[start Quoted text]

Other than those set pieces, the only set elements were several technical stations built into the side walls: two stereo turntables down right and left and two computer stations about center right and left. Aside from the techies who worked this equipment, these stations also functioned as the “offstage” neutral areas for the characters who never actually left the playing area. Hand props, such as Pietro’s guitar and Emilia’s vacuum cleaner, hung on the walls near the tech stations as well. Except for obstructed views because of structural pillars within the set area, the actors were always visible even when they weren’t “on.” (Even when Paolo went to work, he didn’t actually leave the acting area.)
Also in the space, principally in chairs right of center, was a string quartet (with the peculiar name of Bl!ndman [new strings]—and that’s no typo). They played live music (composed by Eric Steichim) like a soundtrack, but every now and then, some characters interacted with them a little. I read, however, that the music in Pasolini’s film was minimal and subtle. That was far from the case on the stage. The production was accompanied by a blanket of loud, blaring recorded music, contrasted with the occasional softer strings of the quartet. The sound was almost constant; if not from the sound system then from Pietro’s guitar, which he played twice in unmelodic screeches. The boy may be a sensitive artists beneath the surface, as we discover later, but not when it comes to music.)

[end Quoted text]

Tasks and exercises:
a) Which characters from the production does the review of the stage production mention by name?
b) Answer these questions from the review of the stage production:
(i) Where were the two stereo turntables placed?
(ii) Who composed the live music the quartet played?
(iii) How many times did Pietro play his guitar?
c) Pick up the review of the stage production after its final sentence and carry it on.

[start Recorded information]

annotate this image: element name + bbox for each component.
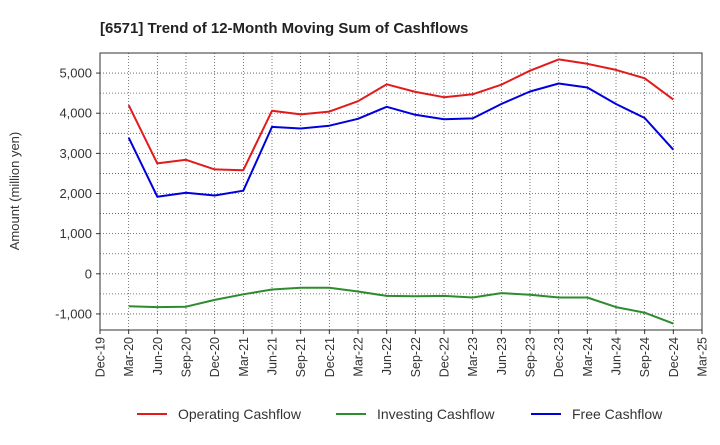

[end Recorded information]

Answer set:
a) Pietro, Emilia, Paolo

b)
(i) Down right and left, built into the side walls.
(ii) Eric Steichim.
(iii) Twice.

c)
The acting was essentially affectless. Characters might have raised their voices to suggest emotions such as anger or fear, but it was just volume; there was little emotional content to the voice. The actors’ bodies were similarly unengaged and they were blocked without regard to the audience, it seemed, because they often faced upstage or took other obscured positions. Along with the pantomime—which wasn’t used often; most of the business wasn’t even indicated at all—most of the text was delivered as narration, each character describing what he or she was doing, saying, or thinking. These speeches, drawn apparently from the novel Pasolini derived from his screenplay (which had almost no dialogue at all), were voiced interior monologues. (Some lines, all in Dutch with supertitles, were delivered twice, once in third person and then again in first person.) All the actors wore headsets, which not only made them all look like techies doing a sound check but it meant that all the lines came from the same source, whichever loudspeaker was nearest each spectator, regardless of who was speaking or where the actor was on the set. I heard everything from above my left shoulder and sometimes had to search the stage, occasionally with the help of opera glasses, to determine who was speaking. This technique also evened out the speech so that any highs or lows introduced by the actor was equalized by the tech.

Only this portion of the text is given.